# [STORED RECORDS]

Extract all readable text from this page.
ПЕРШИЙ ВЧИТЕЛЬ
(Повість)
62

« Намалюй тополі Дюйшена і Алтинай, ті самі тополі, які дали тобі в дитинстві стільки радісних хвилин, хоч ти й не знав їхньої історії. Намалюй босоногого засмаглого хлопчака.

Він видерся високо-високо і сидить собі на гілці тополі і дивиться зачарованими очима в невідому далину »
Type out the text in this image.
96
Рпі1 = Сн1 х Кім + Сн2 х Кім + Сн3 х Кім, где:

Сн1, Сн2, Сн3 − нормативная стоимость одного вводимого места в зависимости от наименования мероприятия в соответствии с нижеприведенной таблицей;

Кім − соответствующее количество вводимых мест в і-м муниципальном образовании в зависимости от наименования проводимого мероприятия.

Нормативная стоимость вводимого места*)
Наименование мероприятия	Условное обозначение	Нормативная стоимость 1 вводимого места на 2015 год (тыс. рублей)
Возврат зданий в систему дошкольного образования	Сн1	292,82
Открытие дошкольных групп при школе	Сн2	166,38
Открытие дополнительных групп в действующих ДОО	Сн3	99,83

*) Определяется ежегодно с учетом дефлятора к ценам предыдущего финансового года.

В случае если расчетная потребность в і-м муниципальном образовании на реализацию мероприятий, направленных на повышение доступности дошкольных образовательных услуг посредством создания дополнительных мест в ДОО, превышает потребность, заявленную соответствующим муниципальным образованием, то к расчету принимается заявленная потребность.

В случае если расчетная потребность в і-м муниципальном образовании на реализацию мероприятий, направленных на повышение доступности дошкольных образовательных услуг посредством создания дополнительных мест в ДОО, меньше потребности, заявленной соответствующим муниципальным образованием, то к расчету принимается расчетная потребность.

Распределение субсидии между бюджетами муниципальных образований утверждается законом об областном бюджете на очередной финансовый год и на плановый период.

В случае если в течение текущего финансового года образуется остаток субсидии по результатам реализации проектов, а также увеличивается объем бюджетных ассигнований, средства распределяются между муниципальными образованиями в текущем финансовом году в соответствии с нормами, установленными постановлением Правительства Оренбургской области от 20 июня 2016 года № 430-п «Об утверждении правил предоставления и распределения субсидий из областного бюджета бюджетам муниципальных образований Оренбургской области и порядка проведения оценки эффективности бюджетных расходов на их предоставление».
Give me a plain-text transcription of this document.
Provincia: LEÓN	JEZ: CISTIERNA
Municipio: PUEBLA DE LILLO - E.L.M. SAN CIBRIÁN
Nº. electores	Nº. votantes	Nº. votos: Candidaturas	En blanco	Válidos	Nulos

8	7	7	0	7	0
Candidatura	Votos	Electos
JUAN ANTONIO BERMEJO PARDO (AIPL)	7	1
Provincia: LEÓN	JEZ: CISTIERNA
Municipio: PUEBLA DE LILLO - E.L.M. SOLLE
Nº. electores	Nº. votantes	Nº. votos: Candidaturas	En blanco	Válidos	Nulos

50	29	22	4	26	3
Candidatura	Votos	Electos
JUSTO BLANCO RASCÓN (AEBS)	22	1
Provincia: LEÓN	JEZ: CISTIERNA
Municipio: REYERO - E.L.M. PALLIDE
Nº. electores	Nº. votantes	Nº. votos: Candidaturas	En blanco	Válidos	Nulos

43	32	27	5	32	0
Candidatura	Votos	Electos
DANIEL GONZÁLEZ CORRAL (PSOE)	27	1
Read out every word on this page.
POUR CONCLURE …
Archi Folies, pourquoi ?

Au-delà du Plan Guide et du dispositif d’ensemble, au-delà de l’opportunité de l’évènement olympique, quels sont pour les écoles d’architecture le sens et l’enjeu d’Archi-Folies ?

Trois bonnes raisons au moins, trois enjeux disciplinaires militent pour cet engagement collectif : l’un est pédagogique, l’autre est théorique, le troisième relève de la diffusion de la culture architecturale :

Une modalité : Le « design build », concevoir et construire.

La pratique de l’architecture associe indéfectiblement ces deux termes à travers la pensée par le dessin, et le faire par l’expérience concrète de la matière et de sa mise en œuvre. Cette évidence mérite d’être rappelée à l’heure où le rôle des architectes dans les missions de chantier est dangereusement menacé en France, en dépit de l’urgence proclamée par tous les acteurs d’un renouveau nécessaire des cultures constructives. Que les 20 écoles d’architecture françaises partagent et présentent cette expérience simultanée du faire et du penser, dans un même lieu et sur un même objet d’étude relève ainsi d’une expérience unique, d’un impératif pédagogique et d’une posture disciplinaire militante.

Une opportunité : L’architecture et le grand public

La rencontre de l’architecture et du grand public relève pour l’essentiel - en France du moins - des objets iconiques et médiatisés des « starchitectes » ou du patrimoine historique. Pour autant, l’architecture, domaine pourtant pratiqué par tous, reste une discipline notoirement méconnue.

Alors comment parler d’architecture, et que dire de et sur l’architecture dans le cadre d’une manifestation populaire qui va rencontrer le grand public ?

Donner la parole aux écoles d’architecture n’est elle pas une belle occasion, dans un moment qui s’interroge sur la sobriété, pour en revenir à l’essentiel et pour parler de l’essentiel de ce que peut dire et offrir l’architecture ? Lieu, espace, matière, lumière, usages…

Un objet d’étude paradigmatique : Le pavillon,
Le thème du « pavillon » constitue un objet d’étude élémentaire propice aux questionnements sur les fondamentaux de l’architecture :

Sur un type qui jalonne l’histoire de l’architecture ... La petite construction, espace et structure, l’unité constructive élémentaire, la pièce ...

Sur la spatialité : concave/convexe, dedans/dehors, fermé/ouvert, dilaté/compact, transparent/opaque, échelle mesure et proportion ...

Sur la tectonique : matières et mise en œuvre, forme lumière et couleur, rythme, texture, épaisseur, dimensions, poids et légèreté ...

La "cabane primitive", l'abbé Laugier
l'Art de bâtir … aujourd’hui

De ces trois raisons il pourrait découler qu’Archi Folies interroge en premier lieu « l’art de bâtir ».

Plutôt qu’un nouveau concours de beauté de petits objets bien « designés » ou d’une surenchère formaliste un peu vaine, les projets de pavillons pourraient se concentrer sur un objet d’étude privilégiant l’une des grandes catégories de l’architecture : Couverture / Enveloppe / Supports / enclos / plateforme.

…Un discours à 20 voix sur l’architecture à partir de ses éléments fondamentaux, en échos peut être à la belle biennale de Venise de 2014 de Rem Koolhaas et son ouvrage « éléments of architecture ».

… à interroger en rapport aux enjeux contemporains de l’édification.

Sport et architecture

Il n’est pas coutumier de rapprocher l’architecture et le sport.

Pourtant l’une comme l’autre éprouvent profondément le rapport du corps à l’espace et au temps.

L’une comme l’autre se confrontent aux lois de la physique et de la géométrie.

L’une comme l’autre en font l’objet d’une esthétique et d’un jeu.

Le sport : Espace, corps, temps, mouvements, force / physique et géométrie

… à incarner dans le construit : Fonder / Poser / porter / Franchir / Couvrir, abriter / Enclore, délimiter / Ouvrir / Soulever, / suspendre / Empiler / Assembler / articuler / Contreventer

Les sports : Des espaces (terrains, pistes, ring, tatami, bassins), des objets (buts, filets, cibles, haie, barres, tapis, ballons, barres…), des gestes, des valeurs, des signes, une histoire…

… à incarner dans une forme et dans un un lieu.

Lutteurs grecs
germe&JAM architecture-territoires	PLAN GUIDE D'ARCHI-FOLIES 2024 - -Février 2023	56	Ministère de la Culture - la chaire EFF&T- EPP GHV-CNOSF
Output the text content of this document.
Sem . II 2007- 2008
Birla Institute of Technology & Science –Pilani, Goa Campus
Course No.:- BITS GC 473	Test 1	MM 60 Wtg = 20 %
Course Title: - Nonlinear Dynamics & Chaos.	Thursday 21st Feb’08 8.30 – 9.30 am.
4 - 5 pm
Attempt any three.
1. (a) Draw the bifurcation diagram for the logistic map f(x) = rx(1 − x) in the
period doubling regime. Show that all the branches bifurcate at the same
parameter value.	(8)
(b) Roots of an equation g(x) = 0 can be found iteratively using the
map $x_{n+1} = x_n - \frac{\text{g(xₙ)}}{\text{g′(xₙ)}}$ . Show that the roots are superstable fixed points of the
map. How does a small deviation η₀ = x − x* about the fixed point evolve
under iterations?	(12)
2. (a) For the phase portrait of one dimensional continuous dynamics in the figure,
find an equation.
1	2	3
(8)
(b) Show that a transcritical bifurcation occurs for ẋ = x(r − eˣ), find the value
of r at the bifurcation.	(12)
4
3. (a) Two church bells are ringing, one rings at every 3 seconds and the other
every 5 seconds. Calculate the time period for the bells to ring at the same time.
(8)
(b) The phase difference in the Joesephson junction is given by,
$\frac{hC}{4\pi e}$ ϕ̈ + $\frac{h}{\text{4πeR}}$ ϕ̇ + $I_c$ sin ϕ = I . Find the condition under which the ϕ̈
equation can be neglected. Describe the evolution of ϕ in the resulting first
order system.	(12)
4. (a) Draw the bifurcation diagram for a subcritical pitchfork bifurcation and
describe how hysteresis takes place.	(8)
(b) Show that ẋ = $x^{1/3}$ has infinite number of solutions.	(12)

# [GOAL]
Each line above that holds the string "value" should be copied and shown.

# [TASK ANSWER]
parameter value.	(8)
(b) Show that a transcritical bifurcation occurs for ẋ = x(r − eˣ), find the value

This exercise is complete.